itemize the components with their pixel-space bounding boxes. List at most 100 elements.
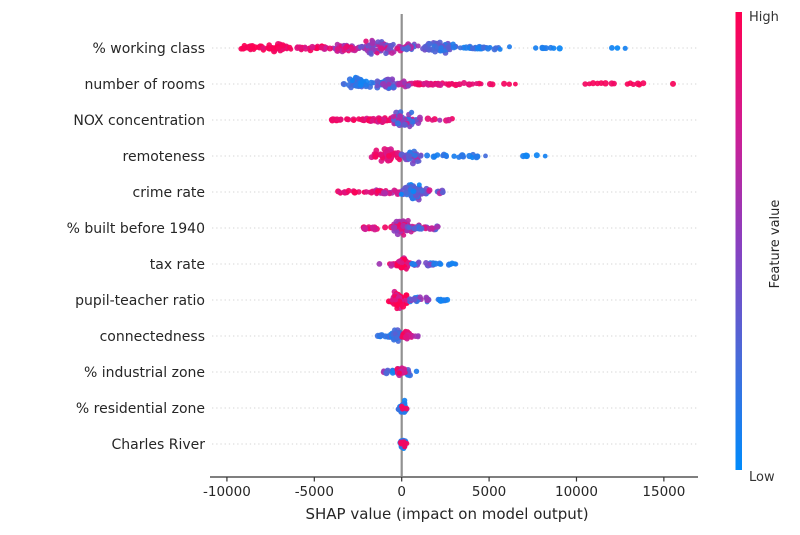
data-point	[380, 119, 386, 125]
data-point	[396, 370, 402, 376]
data-point	[397, 439, 404, 446]
data-point	[389, 297, 395, 303]
feature-label-connectedness: connectedness	[100, 329, 205, 345]
data-point	[484, 45, 492, 52]
data-point	[582, 81, 588, 87]
feature-row-points	[385, 288, 451, 312]
data-point	[435, 224, 441, 230]
data-point	[417, 294, 423, 301]
data-point	[340, 81, 346, 87]
data-point	[539, 45, 546, 52]
data-point	[275, 46, 282, 52]
feature-label-working-class: % working class	[93, 41, 206, 57]
data-point	[474, 45, 481, 52]
data-point	[609, 45, 615, 51]
data-point	[423, 260, 429, 266]
data-point	[614, 45, 621, 51]
data-point	[429, 81, 435, 87]
data-point	[326, 45, 333, 52]
data-point	[393, 302, 400, 309]
feature-row-points	[374, 327, 421, 344]
data-point	[445, 44, 452, 51]
data-point	[437, 297, 445, 304]
x-axis-tick-label: -10000	[203, 484, 251, 500]
data-point	[497, 46, 503, 52]
data-point	[363, 82, 369, 88]
data-point	[389, 369, 396, 376]
data-point	[372, 154, 379, 160]
data-point	[451, 153, 457, 159]
x-axis-layer: -10000 -5000 0 5000 10000 15000	[203, 476, 698, 500]
data-point	[424, 152, 431, 159]
data-point	[265, 45, 272, 51]
data-point	[399, 260, 405, 266]
feature-row-points	[340, 74, 676, 92]
data-point	[636, 82, 643, 88]
data-point	[397, 113, 403, 120]
data-point	[622, 45, 628, 51]
data-point	[425, 80, 431, 86]
data-point	[416, 182, 422, 188]
data-point	[342, 45, 349, 51]
data-point	[487, 81, 494, 88]
data-point	[419, 188, 425, 194]
data-point	[375, 188, 381, 194]
data-point	[362, 226, 369, 233]
data-point	[386, 81, 392, 87]
data-point	[363, 189, 370, 195]
x-axis-tick-label: 15000	[642, 484, 685, 500]
x-axis-tick-label: 10000	[555, 484, 598, 500]
data-point	[344, 116, 350, 122]
data-point	[400, 368, 407, 376]
data-point	[404, 266, 409, 272]
data-point	[446, 81, 452, 87]
data-point	[440, 153, 446, 159]
data-point	[428, 225, 434, 231]
feature-label-charles-river: Charles River	[111, 437, 205, 453]
feature-label-industrial-zone: % industrial zone	[84, 365, 205, 381]
data-point	[389, 50, 395, 56]
colorbar-title: Feature value	[768, 200, 783, 289]
data-point	[403, 189, 409, 196]
data-point	[385, 76, 391, 83]
data-point	[445, 116, 452, 124]
data-point	[382, 224, 389, 231]
data-point	[371, 226, 378, 233]
data-point	[404, 45, 411, 52]
data-point	[507, 44, 512, 50]
data-point	[309, 43, 316, 51]
data-point	[474, 81, 479, 87]
data-point	[590, 80, 597, 87]
data-point	[421, 81, 427, 86]
data-point	[403, 292, 410, 299]
data-point	[403, 405, 410, 412]
data-point	[426, 47, 432, 53]
data-point	[407, 296, 413, 302]
data-point	[388, 261, 394, 267]
data-point	[405, 83, 411, 89]
data-point	[279, 42, 286, 49]
data-point	[402, 80, 407, 86]
data-point	[377, 151, 384, 158]
data-point	[434, 80, 441, 87]
data-point	[438, 45, 444, 51]
data-point	[415, 159, 420, 165]
data-point	[450, 44, 457, 51]
data-point	[349, 46, 355, 52]
data-point	[383, 50, 389, 57]
data-point	[380, 81, 387, 88]
data-point	[261, 45, 267, 51]
data-point	[611, 80, 617, 87]
data-point	[349, 78, 355, 84]
beeswarm-points-layer	[238, 37, 676, 451]
data-point	[409, 109, 415, 115]
feature-label-remoteness: remoteness	[123, 149, 205, 165]
colorbar-low-label: Low	[749, 470, 775, 485]
data-point	[426, 187, 433, 194]
feature-row-points	[360, 217, 441, 238]
data-point	[455, 82, 461, 87]
data-point	[413, 368, 420, 374]
feature-label-number-of-rooms: number of rooms	[84, 77, 205, 93]
data-point	[242, 45, 248, 51]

__________________________________________________

Render all of the records above as a JSON list of strings, one string per line, skipping blank lines and leaving the pictures out.

__SOLVED PROBLEM__:
[
  "itemize the components with their pixel-space bounding boxes. List at most 100 elements.",
  "data-point\t[380, 119, 386, 125]",
  "data-point\t[396, 370, 402, 376]",
  "data-point\t[397, 439, 404, 446]",
  "data-point\t[389, 297, 395, 303]",
  "feature-label-connectedness: connectedness\t[100, 329, 205, 345]",
  "data-point\t[484, 45, 492, 52]",
  "data-point\t[582, 81, 588, 87]",
  "feature-row-points\t[385, 288, 451, 312]",
  "data-point\t[435, 224, 441, 230]",
  "data-point\t[417, 294, 423, 301]",
  "data-point\t[340, 81, 346, 87]",
  "data-point\t[539, 45, 546, 52]",
  "data-point\t[275, 46, 282, 52]",
  "feature-label-working-class: % working class\t[93, 41, 206, 57]",
  "data-point\t[474, 45, 481, 52]",
  "data-point\t[609, 45, 615, 51]",
  "data-point\t[423, 260, 429, 266]",
  "data-point\t[614, 45, 621, 51]",
  "data-point\t[429, 81, 435, 87]",
  "data-point\t[326, 45, 333, 52]",
  "data-point\t[393, 302, 400, 309]",
  "feature-row-points\t[374, 327, 421, 344]",
  "data-point\t[445, 44, 452, 51]",
  "data-point\t[437, 297, 445, 304]",
  "x-axis-tick-label: -10000\t[203, 484, 251, 500]",
  "data-point\t[497, 46, 503, 52]",
  "data-point\t[363, 82, 369, 88]",
  "data-point\t[389, 369, 396, 376]",
  "data-point\t[372, 154, 379, 160]",
  "data-point\t[451, 153, 457, 159]",
  "x-axis-layer: -10000 -5000 0 5000 10000 15000\t[203, 476, 698, 500]",
  "data-point\t[424, 152, 431, 159]",
  "data-point\t[265, 45, 272, 51]",
  "data-point\t[399, 260, 405, 266]",
  "feature-row-points\t[340, 74, 676, 92]",
  "data-point\t[636, 82, 643, 88]",
  "data-point\t[397, 113, 403, 120]",
  "data-point\t[622, 45, 628, 51]",
  "data-point\t[425, 80, 431, 86]",
  "data-point\t[416, 182, 422, 188]",
  "data-point\t[342, 45, 349, 51]",
  "data-point\t[487, 81, 494, 88]",
  "data-point\t[419, 188, 425, 194]",
  "data-point\t[375, 188, 381, 194]",
  "data-point\t[362, 226, 369, 233]",
  "data-point\t[386, 81, 392, 87]",
  "data-point\t[363, 189, 370, 195]",
  "x-axis-tick-label: 15000\t[642, 484, 685, 500]",
  "x-axis-tick-label: 10000\t[555, 484, 598, 500]",
  "data-point\t[344, 116, 350, 122]",
  "data-point\t[400, 368, 407, 376]",
  "data-point\t[404, 266, 409, 272]",
  "data-point\t[446, 81, 452, 87]",
  "data-point\t[440, 153, 446, 159]",
  "data-point\t[428, 225, 434, 231]",
  "feature-label-charles-river: Charles River\t[111, 437, 205, 453]",
  "feature-label-industrial-zone: % industrial zone\t[84, 365, 205, 381]",
  "data-point\t[389, 50, 395, 56]",
  "colorbar-title: Feature value\t[768, 200, 783, 289]",
  "data-point\t[403, 189, 409, 196]",
  "data-point\t[385, 76, 391, 83]",
  "data-point\t[445, 116, 452, 124]",
  "data-point\t[382, 224, 389, 231]",
  "data-point\t[371, 226, 378, 233]",
  "data-point\t[404, 45, 411, 52]",
  "data-point\t[507, 44, 512, 50]",
  "data-point\t[309, 43, 316, 51]",
  "data-point\t[474, 81, 479, 87]",
  "data-point\t[590, 80, 597, 87]",
  "data-point\t[421, 81, 427, 86]",
  "data-point\t[403, 292, 410, 299]",
  "data-point\t[403, 405, 410, 412]",
  "data-point\t[426, 47, 432, 53]",
  "data-point\t[407, 296, 413, 302]",
  "data-point\t[388, 261, 394, 267]",
  "data-point\t[405, 83, 411, 89]",
  "data-point\t[279, 42, 286, 49]",
  "data-point\t[402, 80, 407, 86]",
  "data-point\t[377, 151, 384, 158]",
  "data-point\t[434, 80, 441, 87]",
  "data-point\t[438, 45, 444, 51]",
  "data-point\t[415, 159, 420, 165]",
  "data-point\t[450, 44, 457, 51]",
  "data-point\t[349, 46, 355, 52]",
  "data-point\t[383, 50, 389, 57]",
  "data-point\t[380, 81, 387, 88]",
  "data-point\t[261, 45, 267, 51]",
  "data-point\t[611, 80, 617, 87]",
  "data-point\t[349, 78, 355, 84]",
  "beeswarm-points-layer\t[238, 37, 676, 451]",
  "data-point\t[409, 109, 415, 115]",
  "feature-label-remoteness: remoteness\t[123, 149, 205, 165]",
  "colorbar-low-label: Low\t[749, 470, 775, 485]",
  "data-point\t[426, 187, 433, 194]",
  "feature-row-points\t[360, 217, 441, 238]",
  "data-point\t[455, 82, 461, 87]",
  "data-point\t[413, 368, 420, 374]",
  "feature-label-number-of-rooms: number of rooms\t[84, 77, 205, 93]",
  "data-point\t[242, 45, 248, 51]"
]